Task objective - The listing below is to be output in its exact form.

Stored data entries
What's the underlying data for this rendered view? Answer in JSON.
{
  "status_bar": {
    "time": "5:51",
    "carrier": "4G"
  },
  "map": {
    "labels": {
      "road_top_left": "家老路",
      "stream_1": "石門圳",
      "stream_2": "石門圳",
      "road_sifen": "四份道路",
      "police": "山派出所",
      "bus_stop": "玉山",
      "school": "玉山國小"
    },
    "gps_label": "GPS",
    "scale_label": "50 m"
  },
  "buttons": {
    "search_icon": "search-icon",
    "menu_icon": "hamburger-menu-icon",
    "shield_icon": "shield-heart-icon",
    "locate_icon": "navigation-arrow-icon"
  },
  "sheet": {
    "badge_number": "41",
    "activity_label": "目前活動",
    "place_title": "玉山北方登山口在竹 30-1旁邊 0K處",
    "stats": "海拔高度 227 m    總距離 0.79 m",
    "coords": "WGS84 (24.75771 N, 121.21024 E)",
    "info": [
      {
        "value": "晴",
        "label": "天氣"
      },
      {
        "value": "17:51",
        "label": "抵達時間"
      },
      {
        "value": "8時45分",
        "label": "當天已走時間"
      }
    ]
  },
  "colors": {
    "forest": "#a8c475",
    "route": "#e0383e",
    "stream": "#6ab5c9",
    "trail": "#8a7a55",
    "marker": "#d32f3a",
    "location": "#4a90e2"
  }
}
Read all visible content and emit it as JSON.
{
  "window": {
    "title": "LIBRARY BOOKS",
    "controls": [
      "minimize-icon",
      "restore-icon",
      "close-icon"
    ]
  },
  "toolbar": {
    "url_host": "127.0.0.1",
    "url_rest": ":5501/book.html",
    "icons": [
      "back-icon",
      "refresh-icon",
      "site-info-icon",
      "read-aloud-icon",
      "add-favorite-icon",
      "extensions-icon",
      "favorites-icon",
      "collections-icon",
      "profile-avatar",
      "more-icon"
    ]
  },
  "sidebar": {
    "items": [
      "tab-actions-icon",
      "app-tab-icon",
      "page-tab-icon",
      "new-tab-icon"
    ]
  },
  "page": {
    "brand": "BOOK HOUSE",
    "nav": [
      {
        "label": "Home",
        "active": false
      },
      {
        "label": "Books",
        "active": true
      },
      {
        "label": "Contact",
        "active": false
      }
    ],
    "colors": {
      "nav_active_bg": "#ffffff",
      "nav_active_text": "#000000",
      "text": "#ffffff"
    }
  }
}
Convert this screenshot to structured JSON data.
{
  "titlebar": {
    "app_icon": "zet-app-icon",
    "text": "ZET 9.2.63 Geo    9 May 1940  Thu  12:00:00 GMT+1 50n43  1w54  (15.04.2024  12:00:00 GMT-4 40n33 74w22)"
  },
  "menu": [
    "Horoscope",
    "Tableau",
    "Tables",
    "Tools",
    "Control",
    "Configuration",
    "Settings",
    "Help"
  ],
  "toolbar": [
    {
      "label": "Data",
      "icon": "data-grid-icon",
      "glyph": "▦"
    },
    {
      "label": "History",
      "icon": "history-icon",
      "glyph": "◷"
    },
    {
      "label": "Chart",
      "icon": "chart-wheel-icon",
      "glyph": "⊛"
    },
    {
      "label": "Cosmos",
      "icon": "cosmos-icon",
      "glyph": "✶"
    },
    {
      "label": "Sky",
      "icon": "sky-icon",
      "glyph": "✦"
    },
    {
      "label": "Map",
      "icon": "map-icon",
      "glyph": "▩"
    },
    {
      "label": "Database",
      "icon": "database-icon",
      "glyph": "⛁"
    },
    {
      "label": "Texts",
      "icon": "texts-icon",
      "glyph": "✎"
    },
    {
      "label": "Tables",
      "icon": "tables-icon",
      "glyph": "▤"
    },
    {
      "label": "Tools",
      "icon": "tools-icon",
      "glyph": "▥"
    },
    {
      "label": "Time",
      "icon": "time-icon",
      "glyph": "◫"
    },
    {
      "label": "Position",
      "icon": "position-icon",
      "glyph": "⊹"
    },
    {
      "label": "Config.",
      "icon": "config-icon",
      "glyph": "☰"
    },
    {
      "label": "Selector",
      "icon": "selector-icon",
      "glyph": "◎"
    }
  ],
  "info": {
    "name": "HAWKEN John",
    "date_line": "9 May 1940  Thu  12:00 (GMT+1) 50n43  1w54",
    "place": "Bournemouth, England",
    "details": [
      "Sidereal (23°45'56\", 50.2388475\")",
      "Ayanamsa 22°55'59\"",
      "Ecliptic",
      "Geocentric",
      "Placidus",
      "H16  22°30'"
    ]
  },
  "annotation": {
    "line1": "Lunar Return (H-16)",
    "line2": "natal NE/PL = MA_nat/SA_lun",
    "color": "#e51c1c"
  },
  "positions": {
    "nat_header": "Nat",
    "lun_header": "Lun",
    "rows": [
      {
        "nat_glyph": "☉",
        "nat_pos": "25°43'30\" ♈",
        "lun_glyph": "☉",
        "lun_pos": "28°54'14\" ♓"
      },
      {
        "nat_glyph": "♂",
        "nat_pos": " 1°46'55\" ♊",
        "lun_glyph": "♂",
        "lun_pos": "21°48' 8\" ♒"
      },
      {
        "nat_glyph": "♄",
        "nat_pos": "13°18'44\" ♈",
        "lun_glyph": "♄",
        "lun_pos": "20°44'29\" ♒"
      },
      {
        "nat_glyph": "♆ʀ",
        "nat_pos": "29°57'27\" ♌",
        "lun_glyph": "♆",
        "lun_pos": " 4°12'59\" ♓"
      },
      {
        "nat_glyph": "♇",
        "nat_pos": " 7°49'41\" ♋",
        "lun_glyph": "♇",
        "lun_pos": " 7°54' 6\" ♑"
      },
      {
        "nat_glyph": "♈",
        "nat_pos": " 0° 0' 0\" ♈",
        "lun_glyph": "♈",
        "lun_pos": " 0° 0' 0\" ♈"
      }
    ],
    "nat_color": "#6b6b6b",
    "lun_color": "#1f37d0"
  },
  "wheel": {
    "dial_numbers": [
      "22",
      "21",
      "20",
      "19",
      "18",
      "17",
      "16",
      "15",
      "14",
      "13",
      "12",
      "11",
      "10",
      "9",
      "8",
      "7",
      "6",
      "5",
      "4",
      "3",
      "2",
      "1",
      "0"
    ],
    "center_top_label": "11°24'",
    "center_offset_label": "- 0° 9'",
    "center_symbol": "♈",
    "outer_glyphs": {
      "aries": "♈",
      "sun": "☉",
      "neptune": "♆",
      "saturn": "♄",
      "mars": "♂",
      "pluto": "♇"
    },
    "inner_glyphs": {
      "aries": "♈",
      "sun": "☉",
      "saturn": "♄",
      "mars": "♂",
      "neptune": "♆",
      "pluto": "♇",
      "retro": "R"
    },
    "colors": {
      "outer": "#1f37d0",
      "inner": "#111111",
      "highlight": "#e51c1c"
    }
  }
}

Task result -
What's the underlying data for this rendered view? Answer in JSON.
{
  "status_bar": {
    "time": "5:51",
    "carrier": "4G"
  },
  "map": {
    "labels": {
      "road_top_left": "家老路",
      "stream_1": "石門圳",
      "stream_2": "石門圳",
      "road_sifen": "四份道路",
      "police": "山派出所",
      "bus_stop": "玉山",
      "school": "玉山國小"
    },
    "gps_label": "GPS",
    "scale_label": "50 m"
  },
  "buttons": {
    "search_icon": "search-icon",
    "menu_icon": "hamburger-menu-icon",
    "shield_icon": "shield-heart-icon",
    "locate_icon": "navigation-arrow-icon"
  },
  "sheet": {
    "badge_number": "41",
    "activity_label": "目前活動",
    "place_title": "玉山北方登山口在竹 30-1旁邊 0K處",
    "stats": "海拔高度 227 m    總距離 0.79 m",
    "coords": "WGS84 (24.75771 N, 121.21024 E)",
    "info": [
      {
        "value": "晴",
        "label": "天氣"
      },
      {
        "value": "17:51",
        "label": "抵達時間"
      },
      {
        "value": "8時45分",
        "label": "當天已走時間"
      }
    ]
  },
  "colors": {
    "forest": "#a8c475",
    "route": "#e0383e",
    "stream": "#6ab5c9",
    "trail": "#8a7a55",
    "marker": "#d32f3a",
    "location": "#4a90e2"
  }
}
Read all visible content and emit it as JSON.
{
  "window": {
    "title": "LIBRARY BOOKS",
    "controls": [
      "minimize-icon",
      "restore-icon",
      "close-icon"
    ]
  },
  "toolbar": {
    "url_host": "127.0.0.1",
    "url_rest": ":5501/book.html",
    "icons": [
      "back-icon",
      "refresh-icon",
      "site-info-icon",
      "read-aloud-icon",
      "add-favorite-icon",
      "extensions-icon",
      "favorites-icon",
      "collections-icon",
      "profile-avatar",
      "more-icon"
    ]
  },
  "sidebar": {
    "items": [
      "tab-actions-icon",
      "app-tab-icon",
      "page-tab-icon",
      "new-tab-icon"
    ]
  },
  "page": {
    "brand": "BOOK HOUSE",
    "nav": [
      {
        "label": "Home",
        "active": false
      },
      {
        "label": "Books",
        "active": true
      },
      {
        "label": "Contact",
        "active": false
      }
    ],
    "colors": {
      "nav_active_bg": "#ffffff",
      "nav_active_text": "#000000",
      "text": "#ffffff"
    }
  }
}
Convert this screenshot to structured JSON data.
{
  "titlebar": {
    "app_icon": "zet-app-icon",
    "text": "ZET 9.2.63 Geo    9 May 1940  Thu  12:00:00 GMT+1 50n43  1w54  (15.04.2024  12:00:00 GMT-4 40n33 74w22)"
  },
  "menu": [
    "Horoscope",
    "Tableau",
    "Tables",
    "Tools",
    "Control",
    "Configuration",
    "Settings",
    "Help"
  ],
  "toolbar": [
    {
      "label": "Data",
      "icon": "data-grid-icon",
      "glyph": "▦"
    },
    {
      "label": "History",
      "icon": "history-icon",
      "glyph": "◷"
    },
    {
      "label": "Chart",
      "icon": "chart-wheel-icon",
      "glyph": "⊛"
    },
    {
      "label": "Cosmos",
      "icon": "cosmos-icon",
      "glyph": "✶"
    },
    {
      "label": "Sky",
      "icon": "sky-icon",
      "glyph": "✦"
    },
    {
      "label": "Map",
      "icon": "map-icon",
      "glyph": "▩"
    },
    {
      "label": "Database",
      "icon": "database-icon",
      "glyph": "⛁"
    },
    {
      "label": "Texts",
      "icon": "texts-icon",
      "glyph": "✎"
    },
    {
      "label": "Tables",
      "icon": "tables-icon",
      "glyph": "▤"
    },
    {
      "label": "Tools",
      "icon": "tools-icon",
      "glyph": "▥"
    },
    {
      "label": "Time",
      "icon": "time-icon",
      "glyph": "◫"
    },
    {
      "label": "Position",
      "icon": "position-icon",
      "glyph": "⊹"
    },
    {
      "label": "Config.",
      "icon": "config-icon",
      "glyph": "☰"
    },
    {
      "label": "Selector",
      "icon": "selector-icon",
      "glyph": "◎"
    }
  ],
  "info": {
    "name": "HAWKEN John",
    "date_line": "9 May 1940  Thu  12:00 (GMT+1) 50n43  1w54",
    "place": "Bournemouth, England",
    "details": [
      "Sidereal (23°45'56\", 50.2388475\")",
      "Ayanamsa 22°55'59\"",
      "Ecliptic",
      "Geocentric",
      "Placidus",
      "H16  22°30'"
    ]
  },
  "annotation": {
    "line1": "Lunar Return (H-16)",
    "line2": "natal NE/PL = MA_nat/SA_lun",
    "color": "#e51c1c"
  },
  "positions": {
    "nat_header": "Nat",
    "lun_header": "Lun",
    "rows": [
      {
        "nat_glyph": "☉",
        "nat_pos": "25°43'30\" ♈",
        "lun_glyph": "☉",
        "lun_pos": "28°54'14\" ♓"
      },
      {
        "nat_glyph": "♂",
        "nat_pos": " 1°46'55\" ♊",
        "lun_glyph": "♂",
        "lun_pos": "21°48' 8\" ♒"
      },
      {
        "nat_glyph": "♄",
        "nat_pos": "13°18'44\" ♈",
        "lun_glyph": "♄",
        "lun_pos": "20°44'29\" ♒"
      },
      {
        "nat_glyph": "♆ʀ",
        "nat_pos": "29°57'27\" ♌",
        "lun_glyph": "♆",
        "lun_pos": " 4°12'59\" ♓"
      },
      {
        "nat_glyph": "♇",
        "nat_pos": " 7°49'41\" ♋",
        "lun_glyph": "♇",
        "lun_pos": " 7°54' 6\" ♑"
      },
      {
        "nat_glyph": "♈",
        "nat_pos": " 0° 0' 0\" ♈",
        "lun_glyph": "♈",
        "lun_pos": " 0° 0' 0\" ♈"
      }
    ],
    "nat_color": "#6b6b6b",
    "lun_color": "#1f37d0"
  },
  "wheel": {
    "dial_numbers": [
      "22",
      "21",
      "20",
      "19",
      "18",
      "17",
      "16",
      "15",
      "14",
      "13",
      "12",
      "11",
      "10",
      "9",
      "8",
      "7",
      "6",
      "5",
      "4",
      "3",
      "2",
      "1",
      "0"
    ],
    "center_top_label": "11°24'",
    "center_offset_label": "- 0° 9'",
    "center_symbol": "♈",
    "outer_glyphs": {
      "aries": "♈",
      "sun": "☉",
      "neptune": "♆",
      "saturn": "♄",
      "mars": "♂",
      "pluto": "♇"
    },
    "inner_glyphs": {
      "aries": "♈",
      "sun": "☉",
      "saturn": "♄",
      "mars": "♂",
      "neptune": "♆",
      "pluto": "♇",
      "retro": "R"
    },
    "colors": {
      "outer": "#1f37d0",
      "inner": "#111111",
      "highlight": "#e51c1c"
    }
  }
}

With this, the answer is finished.